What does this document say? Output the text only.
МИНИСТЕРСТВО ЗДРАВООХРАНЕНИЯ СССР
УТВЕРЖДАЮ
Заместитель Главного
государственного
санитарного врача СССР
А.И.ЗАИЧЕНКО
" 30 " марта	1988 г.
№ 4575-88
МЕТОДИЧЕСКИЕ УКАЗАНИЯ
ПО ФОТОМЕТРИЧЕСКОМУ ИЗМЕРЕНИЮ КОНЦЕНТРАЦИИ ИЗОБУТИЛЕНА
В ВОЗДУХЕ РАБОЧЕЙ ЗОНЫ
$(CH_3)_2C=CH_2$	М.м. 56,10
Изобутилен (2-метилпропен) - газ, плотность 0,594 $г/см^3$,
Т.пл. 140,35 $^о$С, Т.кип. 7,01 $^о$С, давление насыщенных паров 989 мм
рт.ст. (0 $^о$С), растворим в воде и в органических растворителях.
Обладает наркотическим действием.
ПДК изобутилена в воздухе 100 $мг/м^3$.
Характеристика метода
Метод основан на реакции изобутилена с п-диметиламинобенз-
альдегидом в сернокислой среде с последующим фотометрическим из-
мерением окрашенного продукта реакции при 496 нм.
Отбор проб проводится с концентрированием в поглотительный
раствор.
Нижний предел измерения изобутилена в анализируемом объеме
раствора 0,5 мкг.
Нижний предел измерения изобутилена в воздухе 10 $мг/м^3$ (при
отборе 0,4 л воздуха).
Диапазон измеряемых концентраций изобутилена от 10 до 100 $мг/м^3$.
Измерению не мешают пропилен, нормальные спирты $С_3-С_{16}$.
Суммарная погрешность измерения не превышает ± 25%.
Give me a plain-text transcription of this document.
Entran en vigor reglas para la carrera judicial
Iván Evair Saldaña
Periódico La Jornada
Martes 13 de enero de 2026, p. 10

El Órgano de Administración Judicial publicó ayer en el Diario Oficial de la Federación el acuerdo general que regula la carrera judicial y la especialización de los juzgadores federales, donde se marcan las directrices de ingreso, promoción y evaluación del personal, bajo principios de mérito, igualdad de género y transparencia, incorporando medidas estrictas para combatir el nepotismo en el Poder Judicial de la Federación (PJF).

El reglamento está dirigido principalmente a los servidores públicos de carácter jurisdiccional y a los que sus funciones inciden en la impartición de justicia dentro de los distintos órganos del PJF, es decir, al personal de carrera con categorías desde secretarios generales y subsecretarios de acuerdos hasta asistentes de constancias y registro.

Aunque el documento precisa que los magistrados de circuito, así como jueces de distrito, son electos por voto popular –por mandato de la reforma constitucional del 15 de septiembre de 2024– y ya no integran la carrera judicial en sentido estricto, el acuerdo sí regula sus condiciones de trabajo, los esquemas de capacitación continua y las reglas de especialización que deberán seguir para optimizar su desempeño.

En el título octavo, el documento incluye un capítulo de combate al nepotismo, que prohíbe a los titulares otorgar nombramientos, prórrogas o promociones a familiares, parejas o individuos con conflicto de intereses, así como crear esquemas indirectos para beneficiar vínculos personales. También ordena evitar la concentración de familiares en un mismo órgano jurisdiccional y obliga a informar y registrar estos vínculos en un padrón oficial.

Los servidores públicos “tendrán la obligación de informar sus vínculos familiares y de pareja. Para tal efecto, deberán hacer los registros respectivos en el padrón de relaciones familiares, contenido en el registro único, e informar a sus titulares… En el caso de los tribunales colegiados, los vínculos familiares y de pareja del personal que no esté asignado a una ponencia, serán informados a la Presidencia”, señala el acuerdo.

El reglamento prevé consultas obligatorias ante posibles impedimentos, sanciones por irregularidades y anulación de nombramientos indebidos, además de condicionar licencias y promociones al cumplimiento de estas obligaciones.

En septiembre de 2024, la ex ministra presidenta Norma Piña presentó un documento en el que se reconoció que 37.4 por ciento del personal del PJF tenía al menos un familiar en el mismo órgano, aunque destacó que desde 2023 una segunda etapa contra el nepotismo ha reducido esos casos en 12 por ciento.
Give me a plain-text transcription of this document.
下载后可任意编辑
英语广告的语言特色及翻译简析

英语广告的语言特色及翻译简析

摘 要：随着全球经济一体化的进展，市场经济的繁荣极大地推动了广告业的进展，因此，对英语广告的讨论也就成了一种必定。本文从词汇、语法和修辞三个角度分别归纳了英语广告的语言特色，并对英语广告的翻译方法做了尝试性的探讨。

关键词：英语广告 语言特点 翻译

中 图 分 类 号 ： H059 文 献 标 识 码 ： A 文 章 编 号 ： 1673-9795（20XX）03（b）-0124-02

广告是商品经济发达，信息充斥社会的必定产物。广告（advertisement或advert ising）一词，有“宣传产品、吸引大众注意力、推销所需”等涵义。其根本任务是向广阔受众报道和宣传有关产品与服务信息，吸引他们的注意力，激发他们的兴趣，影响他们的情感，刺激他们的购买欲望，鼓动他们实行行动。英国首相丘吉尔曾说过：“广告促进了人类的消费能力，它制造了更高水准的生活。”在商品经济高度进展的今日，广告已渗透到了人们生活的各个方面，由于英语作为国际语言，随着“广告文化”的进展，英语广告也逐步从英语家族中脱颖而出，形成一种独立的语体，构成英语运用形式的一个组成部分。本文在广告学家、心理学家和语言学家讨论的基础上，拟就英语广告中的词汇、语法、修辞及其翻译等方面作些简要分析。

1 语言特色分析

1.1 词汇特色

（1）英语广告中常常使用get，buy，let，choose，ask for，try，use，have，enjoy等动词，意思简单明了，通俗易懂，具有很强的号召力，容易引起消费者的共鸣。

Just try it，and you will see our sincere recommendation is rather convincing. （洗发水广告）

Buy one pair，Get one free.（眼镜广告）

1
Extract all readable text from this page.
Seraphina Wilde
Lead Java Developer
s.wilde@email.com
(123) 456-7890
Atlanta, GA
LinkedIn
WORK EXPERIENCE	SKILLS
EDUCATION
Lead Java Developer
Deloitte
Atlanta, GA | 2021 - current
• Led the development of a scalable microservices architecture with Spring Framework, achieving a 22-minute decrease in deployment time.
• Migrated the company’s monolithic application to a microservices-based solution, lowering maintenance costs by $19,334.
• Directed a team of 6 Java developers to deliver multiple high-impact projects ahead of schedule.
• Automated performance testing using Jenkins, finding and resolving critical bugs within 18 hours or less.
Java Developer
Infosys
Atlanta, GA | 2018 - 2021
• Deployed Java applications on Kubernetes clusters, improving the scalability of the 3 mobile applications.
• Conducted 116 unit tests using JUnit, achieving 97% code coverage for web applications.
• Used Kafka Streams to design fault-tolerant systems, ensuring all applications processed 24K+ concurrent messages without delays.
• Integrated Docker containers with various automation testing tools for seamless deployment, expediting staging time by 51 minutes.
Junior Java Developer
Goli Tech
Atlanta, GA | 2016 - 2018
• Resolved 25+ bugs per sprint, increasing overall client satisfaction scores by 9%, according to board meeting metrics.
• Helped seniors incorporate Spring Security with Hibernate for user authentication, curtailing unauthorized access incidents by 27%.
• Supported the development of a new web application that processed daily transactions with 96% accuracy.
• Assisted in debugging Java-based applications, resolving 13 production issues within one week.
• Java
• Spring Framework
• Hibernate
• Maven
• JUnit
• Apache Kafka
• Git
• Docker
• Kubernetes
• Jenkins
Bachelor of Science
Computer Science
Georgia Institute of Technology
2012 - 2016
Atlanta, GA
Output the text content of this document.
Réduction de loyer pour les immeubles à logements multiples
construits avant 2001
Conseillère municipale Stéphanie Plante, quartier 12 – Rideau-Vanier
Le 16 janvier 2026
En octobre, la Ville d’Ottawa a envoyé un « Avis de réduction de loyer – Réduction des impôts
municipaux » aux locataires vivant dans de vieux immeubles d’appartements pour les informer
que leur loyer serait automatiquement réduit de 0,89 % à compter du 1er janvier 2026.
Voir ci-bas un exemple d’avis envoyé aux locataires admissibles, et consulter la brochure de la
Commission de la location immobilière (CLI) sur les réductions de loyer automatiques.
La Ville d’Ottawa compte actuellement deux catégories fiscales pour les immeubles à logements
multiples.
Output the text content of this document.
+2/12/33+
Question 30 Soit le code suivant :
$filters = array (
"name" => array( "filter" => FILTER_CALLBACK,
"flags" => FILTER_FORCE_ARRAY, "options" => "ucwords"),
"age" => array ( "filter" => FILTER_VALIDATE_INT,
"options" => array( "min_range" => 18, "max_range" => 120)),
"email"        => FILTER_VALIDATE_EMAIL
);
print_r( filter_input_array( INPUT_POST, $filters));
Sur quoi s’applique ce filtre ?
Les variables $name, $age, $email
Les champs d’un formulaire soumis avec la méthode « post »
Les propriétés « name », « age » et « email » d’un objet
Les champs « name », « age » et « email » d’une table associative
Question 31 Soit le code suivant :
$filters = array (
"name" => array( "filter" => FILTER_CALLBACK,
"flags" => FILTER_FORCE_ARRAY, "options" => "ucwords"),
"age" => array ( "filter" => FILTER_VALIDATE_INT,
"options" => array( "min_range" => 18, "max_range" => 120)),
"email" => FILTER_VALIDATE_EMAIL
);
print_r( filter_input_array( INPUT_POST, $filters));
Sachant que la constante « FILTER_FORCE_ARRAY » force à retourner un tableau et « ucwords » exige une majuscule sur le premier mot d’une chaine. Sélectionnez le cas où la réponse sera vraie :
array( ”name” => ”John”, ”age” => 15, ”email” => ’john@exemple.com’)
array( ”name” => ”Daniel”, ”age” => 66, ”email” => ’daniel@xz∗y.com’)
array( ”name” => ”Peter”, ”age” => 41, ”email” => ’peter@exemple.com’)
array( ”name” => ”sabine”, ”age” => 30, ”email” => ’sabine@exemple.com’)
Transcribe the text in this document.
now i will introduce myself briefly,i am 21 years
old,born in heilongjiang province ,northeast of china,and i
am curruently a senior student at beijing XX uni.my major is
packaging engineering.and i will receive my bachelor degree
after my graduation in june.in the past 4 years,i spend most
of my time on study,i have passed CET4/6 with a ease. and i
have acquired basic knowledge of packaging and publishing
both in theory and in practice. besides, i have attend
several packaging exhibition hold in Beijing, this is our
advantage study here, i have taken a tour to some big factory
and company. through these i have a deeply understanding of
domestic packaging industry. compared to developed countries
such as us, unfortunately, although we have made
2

What is needed: Find and copy every line in the entries above where the string "will" occurs.

The answer:
Just try it，and you will see our sincere recommendation is rather convincing. （洗发水广告）
now i will introduce myself briefly,i am 21 years
packaging engineering.and i will receive my bachelor degree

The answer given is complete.